-- begin Material --
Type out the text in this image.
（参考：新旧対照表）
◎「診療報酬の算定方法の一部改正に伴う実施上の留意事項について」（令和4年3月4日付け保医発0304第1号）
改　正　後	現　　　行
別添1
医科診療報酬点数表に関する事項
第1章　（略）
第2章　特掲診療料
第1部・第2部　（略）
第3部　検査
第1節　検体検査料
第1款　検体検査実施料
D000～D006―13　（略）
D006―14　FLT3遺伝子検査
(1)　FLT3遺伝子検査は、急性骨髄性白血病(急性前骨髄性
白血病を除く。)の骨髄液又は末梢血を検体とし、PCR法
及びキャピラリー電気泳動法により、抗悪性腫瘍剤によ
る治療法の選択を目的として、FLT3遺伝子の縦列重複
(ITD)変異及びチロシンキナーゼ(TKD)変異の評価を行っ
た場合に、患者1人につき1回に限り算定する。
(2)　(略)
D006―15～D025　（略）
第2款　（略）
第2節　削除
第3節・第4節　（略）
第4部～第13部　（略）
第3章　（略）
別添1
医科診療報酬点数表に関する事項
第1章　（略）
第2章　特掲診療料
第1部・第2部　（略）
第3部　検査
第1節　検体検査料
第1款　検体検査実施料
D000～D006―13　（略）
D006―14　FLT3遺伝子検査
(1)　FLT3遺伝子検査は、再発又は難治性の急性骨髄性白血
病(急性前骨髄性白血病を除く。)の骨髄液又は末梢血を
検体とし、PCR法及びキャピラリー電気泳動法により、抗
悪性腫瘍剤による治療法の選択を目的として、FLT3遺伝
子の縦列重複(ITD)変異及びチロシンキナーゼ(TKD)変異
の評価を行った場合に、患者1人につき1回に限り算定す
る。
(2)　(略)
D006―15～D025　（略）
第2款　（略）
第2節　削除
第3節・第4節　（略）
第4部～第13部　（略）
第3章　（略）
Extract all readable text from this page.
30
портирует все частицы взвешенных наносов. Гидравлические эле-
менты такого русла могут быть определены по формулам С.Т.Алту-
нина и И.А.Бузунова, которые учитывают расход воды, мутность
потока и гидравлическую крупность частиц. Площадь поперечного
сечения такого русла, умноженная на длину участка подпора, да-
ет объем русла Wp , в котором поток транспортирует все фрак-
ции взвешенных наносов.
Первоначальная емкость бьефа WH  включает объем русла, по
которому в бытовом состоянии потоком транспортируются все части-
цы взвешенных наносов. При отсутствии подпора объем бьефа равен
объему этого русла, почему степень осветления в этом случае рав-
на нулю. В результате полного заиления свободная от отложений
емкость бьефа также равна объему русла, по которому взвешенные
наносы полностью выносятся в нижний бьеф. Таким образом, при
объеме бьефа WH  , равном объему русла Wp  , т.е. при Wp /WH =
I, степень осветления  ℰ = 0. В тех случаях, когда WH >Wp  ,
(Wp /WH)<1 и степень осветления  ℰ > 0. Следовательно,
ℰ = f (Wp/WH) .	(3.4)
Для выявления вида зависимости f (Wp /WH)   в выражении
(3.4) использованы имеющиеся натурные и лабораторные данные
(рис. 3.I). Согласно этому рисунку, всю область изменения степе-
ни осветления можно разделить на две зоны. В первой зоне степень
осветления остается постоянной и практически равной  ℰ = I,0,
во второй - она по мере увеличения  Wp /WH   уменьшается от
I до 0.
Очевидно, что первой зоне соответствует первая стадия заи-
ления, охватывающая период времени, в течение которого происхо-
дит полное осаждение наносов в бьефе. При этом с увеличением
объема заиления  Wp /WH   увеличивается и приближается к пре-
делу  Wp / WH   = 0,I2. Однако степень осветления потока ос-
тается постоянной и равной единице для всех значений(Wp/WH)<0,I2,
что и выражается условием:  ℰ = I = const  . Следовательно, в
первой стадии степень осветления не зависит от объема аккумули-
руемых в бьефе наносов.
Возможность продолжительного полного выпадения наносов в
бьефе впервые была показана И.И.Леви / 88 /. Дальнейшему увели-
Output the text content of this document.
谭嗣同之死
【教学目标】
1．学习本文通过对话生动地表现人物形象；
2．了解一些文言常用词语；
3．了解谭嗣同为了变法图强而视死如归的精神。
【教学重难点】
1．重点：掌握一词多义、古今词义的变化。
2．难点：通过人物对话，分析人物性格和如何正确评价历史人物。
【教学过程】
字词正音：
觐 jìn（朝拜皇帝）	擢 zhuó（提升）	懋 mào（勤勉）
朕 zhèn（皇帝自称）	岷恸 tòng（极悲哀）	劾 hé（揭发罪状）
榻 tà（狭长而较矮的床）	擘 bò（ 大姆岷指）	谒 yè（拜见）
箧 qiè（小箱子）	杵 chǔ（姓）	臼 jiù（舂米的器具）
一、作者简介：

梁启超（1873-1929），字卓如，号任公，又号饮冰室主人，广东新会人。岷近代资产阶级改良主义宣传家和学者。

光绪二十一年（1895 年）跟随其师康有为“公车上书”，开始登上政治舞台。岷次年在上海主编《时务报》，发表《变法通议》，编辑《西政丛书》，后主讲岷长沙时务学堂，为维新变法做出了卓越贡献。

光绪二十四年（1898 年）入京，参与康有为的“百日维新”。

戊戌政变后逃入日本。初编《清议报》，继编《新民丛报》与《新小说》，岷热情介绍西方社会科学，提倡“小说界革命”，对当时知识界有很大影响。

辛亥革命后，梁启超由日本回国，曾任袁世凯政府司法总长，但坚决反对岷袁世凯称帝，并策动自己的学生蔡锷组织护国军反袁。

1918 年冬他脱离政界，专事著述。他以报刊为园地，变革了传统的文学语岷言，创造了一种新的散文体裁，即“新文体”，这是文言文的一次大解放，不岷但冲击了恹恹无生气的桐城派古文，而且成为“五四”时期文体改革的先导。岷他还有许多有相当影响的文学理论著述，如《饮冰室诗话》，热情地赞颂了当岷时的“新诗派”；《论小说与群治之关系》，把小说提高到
-- end Material --
_Directions for this task:_ Quote, without any change, each line from the one that contains "Output the text content of this document." through the end of the material.

_Answer to this task:_
Output the text content of this document.
谭嗣同之死
【教学目标】
1．学习本文通过对话生动地表现人物形象；
2．了解一些文言常用词语；
3．了解谭嗣同为了变法图强而视死如归的精神。
【教学重难点】
1．重点：掌握一词多义、古今词义的变化。
2．难点：通过人物对话，分析人物性格和如何正确评价历史人物。
【教学过程】
字词正音：
觐 jìn（朝拜皇帝）	擢 zhuó（提升）	懋 mào（勤勉）
朕 zhèn（皇帝自称）	岷恸 tòng（极悲哀）	劾 hé（揭发罪状）
榻 tà（狭长而较矮的床）	擘 bò（ 大姆岷指）	谒 yè（拜见）
箧 qiè（小箱子）	杵 chǔ（姓）	臼 jiù（舂米的器具）
一、作者简介：

梁启超（1873-1929），字卓如，号任公，又号饮冰室主人，广东新会人。岷近代资产阶级改良主义宣传家和学者。

光绪二十一年（1895 年）跟随其师康有为“公车上书”，开始登上政治舞台。岷次年在上海主编《时务报》，发表《变法通议》，编辑《西政丛书》，后主讲岷长沙时务学堂，为维新变法做出了卓越贡献。

光绪二十四年（1898 年）入京，参与康有为的“百日维新”。

戊戌政变后逃入日本。初编《清议报》，继编《新民丛报》与《新小说》，岷热情介绍西方社会科学，提倡“小说界革命”，对当时知识界有很大影响。

辛亥革命后，梁启超由日本回国，曾任袁世凯政府司法总长，但坚决反对岷袁世凯称帝，并策动自己的学生蔡锷组织护国军反袁。

1918 年冬他脱离政界，专事著述。他以报刊为园地，变革了传统的文学语岷言，创造了一种新的散文体裁，即“新文体”，这是文言文的一次大解放，不岷但冲击了恹恹无生气的桐城派古文，而且成为“五四”时期文体改革的先导。岷他还有许多有相当影响的文学理论著述，如《饮冰室诗话》，热情地赞颂了当岷时的“新诗派”；《论小说与群治之关系》，把小说提高到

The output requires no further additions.